We resolved 1 of the 2 extra restarts. The first happens because Microsoft's docker entrypoint ServiceMonitor's first course of action is to stop the w3svc service, alter the applicationHost.config (via appcmd.exe) to inject docker-level environment variables (the ones supplied via ENV directives in the docker file or via the docker run command line parameters) into the DefaultAppPool's environment variable section, and then restarts the service.

Ordinarily, that wouldn't be a problem, but if your applications are set to auto-start with preloadEnabled=true, then what happens is the service starts once, automatically, with the container, only for ServiceMonitor to come along and stop it, change settings, and restart it again. So the initial system-initiated run is doomed and shouldn't happen in the first place. It doesn't have all the expected environment variables, and it's really only running because the app is set to auto-start. We worked around that by setting the w3svc startup mode to 'Manual'. This prevents the initial doomed Application_Start run, so that, at least in a local docker container, we get just a single startup run of the application, initiated after ServiceMonitor has applied the right settings.

★ ★ ★ ★ ★ ★ ★

= Tasks =
(a) Answer these questions from the passage on IIS restarts in Docker, giving each answer on its own line with the same mark:
(i) Which tool does ServiceMonitor use to alter applicationHost.config?
(ii) Which application pool's environment variable section receives the docker-level variables?
(iii) What startup mode was the w3svc service set to as the workaround?
(b) Resume the passage on IIS restarts in Docker, starting after its final sentence.
The entries come from a separate source.

= Dataset entries =
★ ★ ★ ★ ★ ★ ★

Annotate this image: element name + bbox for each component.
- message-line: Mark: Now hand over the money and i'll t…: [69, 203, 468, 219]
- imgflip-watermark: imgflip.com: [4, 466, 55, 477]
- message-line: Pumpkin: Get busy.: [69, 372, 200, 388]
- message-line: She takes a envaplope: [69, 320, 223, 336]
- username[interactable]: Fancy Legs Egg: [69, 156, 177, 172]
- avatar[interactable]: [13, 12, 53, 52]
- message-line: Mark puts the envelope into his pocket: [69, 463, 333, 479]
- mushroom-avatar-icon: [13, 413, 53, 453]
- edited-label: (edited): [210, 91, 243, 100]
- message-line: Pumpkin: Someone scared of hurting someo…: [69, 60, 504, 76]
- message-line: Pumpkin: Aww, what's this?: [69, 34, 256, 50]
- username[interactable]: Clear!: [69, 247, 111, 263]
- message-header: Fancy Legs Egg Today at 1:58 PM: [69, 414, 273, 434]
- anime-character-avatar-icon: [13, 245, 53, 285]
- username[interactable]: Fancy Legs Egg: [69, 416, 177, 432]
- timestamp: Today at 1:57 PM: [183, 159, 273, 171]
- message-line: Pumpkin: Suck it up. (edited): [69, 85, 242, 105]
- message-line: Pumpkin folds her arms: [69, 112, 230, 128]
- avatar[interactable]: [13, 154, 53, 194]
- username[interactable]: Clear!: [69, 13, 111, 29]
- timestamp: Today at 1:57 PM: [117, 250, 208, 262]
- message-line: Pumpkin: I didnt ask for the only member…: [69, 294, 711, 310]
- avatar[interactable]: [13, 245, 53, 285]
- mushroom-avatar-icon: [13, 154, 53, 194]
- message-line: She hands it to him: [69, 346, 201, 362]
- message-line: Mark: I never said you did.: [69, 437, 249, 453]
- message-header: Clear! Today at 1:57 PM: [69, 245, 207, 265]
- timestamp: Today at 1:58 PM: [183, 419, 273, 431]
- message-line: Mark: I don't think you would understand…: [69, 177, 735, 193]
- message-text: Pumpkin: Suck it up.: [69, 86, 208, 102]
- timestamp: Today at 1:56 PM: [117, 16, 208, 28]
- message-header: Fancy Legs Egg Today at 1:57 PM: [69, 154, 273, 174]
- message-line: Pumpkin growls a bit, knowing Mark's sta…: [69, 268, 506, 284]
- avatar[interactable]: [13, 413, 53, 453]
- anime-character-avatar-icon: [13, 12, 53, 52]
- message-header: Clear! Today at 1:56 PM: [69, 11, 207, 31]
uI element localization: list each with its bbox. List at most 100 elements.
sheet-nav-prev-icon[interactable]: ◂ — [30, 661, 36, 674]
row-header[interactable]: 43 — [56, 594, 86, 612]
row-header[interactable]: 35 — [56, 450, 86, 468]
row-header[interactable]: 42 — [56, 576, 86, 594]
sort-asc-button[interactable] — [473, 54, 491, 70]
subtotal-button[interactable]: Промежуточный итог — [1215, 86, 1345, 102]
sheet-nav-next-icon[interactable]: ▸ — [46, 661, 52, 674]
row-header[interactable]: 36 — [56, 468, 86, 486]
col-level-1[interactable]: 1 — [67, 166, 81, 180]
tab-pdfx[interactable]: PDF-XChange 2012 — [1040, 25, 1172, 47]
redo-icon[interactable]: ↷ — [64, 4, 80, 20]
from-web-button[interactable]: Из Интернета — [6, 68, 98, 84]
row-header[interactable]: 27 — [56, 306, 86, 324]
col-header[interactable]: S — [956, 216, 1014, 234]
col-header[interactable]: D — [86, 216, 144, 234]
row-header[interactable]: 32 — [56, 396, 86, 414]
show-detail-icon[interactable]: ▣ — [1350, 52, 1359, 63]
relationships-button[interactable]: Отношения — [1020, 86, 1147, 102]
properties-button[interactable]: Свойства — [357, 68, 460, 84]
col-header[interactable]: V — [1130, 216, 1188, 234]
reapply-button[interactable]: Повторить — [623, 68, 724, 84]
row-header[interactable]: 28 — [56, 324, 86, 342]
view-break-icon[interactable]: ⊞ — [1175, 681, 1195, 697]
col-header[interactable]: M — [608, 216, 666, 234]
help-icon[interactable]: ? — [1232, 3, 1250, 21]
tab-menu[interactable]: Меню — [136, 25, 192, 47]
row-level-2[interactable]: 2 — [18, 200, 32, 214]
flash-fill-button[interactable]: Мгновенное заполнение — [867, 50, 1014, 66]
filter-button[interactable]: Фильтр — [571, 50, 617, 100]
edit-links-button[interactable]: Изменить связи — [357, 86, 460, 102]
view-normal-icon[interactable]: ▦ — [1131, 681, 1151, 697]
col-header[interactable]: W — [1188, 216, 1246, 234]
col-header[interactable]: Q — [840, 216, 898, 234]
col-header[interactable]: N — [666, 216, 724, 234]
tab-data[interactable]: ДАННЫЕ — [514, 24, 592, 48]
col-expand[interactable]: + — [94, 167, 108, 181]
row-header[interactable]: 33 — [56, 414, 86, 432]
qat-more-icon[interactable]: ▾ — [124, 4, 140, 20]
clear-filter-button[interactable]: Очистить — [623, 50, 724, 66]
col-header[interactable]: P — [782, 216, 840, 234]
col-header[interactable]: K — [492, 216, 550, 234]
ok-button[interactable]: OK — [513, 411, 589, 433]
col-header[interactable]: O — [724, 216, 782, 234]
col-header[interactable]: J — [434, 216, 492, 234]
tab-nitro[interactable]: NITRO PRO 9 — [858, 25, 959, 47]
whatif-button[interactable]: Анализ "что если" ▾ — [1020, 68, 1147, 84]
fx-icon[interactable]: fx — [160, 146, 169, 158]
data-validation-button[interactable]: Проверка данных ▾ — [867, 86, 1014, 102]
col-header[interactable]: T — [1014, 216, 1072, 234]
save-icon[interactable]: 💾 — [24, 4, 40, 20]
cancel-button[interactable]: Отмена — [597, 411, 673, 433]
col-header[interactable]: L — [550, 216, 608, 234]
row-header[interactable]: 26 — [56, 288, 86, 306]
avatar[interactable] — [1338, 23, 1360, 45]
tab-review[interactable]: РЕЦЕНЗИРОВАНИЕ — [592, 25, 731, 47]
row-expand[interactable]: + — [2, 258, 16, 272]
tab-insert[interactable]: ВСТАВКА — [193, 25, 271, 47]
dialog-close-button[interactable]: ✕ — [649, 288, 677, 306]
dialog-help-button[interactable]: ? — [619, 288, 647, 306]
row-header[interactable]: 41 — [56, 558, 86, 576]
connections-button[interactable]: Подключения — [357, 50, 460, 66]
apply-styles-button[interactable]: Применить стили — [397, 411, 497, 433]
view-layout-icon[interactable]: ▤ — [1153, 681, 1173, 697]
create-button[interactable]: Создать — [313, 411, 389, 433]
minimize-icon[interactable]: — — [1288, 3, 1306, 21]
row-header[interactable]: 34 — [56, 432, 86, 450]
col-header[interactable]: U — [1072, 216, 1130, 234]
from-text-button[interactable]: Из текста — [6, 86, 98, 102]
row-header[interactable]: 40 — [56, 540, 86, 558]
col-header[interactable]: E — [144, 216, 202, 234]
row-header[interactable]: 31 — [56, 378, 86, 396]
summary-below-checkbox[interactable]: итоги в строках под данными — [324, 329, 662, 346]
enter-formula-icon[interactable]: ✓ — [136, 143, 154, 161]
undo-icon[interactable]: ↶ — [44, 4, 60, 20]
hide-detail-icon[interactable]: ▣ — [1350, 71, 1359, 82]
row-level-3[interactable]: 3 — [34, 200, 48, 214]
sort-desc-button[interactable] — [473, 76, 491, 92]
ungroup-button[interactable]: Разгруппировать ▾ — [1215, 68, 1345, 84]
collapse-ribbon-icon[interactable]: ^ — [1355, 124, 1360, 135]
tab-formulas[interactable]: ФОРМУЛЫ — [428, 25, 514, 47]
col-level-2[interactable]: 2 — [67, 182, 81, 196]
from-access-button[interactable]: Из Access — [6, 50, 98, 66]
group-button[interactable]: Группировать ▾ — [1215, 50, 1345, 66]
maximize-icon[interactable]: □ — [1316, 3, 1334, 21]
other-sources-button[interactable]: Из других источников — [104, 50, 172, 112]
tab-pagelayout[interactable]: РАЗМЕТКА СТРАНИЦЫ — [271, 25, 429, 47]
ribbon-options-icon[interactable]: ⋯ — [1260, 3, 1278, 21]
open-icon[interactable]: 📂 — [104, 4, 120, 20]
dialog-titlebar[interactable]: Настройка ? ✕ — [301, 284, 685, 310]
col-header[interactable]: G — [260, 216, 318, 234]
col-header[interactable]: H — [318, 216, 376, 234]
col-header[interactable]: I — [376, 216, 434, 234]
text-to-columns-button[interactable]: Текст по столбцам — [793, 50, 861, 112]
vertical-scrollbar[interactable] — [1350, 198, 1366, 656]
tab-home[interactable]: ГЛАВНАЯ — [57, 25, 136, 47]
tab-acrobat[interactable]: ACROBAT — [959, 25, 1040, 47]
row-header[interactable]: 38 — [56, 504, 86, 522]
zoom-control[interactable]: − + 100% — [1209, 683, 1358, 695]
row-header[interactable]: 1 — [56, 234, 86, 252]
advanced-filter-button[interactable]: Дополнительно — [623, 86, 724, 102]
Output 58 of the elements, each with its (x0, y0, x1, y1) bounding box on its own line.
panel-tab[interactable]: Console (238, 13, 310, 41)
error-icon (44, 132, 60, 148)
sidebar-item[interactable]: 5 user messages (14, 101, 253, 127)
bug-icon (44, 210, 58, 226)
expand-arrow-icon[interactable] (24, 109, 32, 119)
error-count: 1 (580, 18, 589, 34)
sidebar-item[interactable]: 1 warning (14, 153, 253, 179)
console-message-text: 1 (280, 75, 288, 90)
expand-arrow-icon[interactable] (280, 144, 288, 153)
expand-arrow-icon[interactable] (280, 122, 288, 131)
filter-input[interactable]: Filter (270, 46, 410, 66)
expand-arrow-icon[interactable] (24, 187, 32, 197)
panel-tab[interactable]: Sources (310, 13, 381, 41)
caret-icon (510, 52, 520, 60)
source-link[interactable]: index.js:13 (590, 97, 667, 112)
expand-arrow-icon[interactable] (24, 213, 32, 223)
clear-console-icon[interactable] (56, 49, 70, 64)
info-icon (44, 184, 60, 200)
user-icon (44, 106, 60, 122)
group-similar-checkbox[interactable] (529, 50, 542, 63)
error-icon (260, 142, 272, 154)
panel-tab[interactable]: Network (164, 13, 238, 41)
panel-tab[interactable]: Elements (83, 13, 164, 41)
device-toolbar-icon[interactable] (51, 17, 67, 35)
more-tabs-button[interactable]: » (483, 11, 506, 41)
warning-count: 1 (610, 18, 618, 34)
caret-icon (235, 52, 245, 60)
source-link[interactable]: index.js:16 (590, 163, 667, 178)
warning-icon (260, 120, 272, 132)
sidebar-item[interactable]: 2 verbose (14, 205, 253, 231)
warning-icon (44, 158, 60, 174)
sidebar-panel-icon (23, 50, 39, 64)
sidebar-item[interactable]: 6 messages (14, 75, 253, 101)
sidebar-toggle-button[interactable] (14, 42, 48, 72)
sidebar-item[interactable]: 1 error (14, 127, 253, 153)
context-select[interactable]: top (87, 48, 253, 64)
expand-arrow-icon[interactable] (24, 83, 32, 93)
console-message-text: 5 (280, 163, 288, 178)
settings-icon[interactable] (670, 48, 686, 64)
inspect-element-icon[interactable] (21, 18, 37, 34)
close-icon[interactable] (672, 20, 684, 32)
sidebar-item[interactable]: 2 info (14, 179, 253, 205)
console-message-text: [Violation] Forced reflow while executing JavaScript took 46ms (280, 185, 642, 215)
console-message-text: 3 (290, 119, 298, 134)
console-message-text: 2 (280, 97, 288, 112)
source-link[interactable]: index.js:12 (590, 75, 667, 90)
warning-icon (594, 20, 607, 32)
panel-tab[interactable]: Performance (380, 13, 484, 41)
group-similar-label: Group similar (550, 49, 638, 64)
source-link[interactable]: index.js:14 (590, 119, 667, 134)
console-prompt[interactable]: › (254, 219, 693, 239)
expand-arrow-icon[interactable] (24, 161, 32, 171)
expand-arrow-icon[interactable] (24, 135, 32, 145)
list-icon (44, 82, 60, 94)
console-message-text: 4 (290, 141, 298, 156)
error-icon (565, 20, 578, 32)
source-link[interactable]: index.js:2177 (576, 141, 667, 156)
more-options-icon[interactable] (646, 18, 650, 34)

★ ★ ★ ★ ★ ★ ★

= Responses by task =
(a)
(i) appcmd.exe
(ii) DefaultAppPool
(iii) 'Manual'

(b)
Things are a bit different in ECS. In addition to the extra startup run triggered by ServiceeMonitor, we also get another (3rd) run triggered by some other settings that are applied at runtime presumably by ECS environment. My main question is, does anyone know what these ECS-instigated settings changes might be? Is ECS applying environment variables somehow or making other changes to IIS by default? This is something that's occuring only in ECS that does not occur when the same docker image is run locally on docker desktop.

Whatever these settings changes are, they're particularly disruptive, because they don't trigger the normal overlapped-process recycling that spins up a new, separate process that's warmed up before replacing the old one. These settings changes trigger the kind of in-process recycling you'd get if you modified a web.config file, for example. I think this replaces the AppDomain in the already-running process. This is bad for us, because we're running SignalFx low-level tracing libraries that hook into the CLR, and it causes a sharing violation that crashes a process when the new AppDomain tries to load the domain-neutral assemblies with different permissions. All of these extra application start cycles not only causes extra load on the system as it's doing triple of everything (including cache hydration from databases, setting up Azure topic subscriptions, etc.), but it's also placing extra memory demands on the system which can lead to OutOfMemory exceptions, especially in docker where containers have a hard memory limit.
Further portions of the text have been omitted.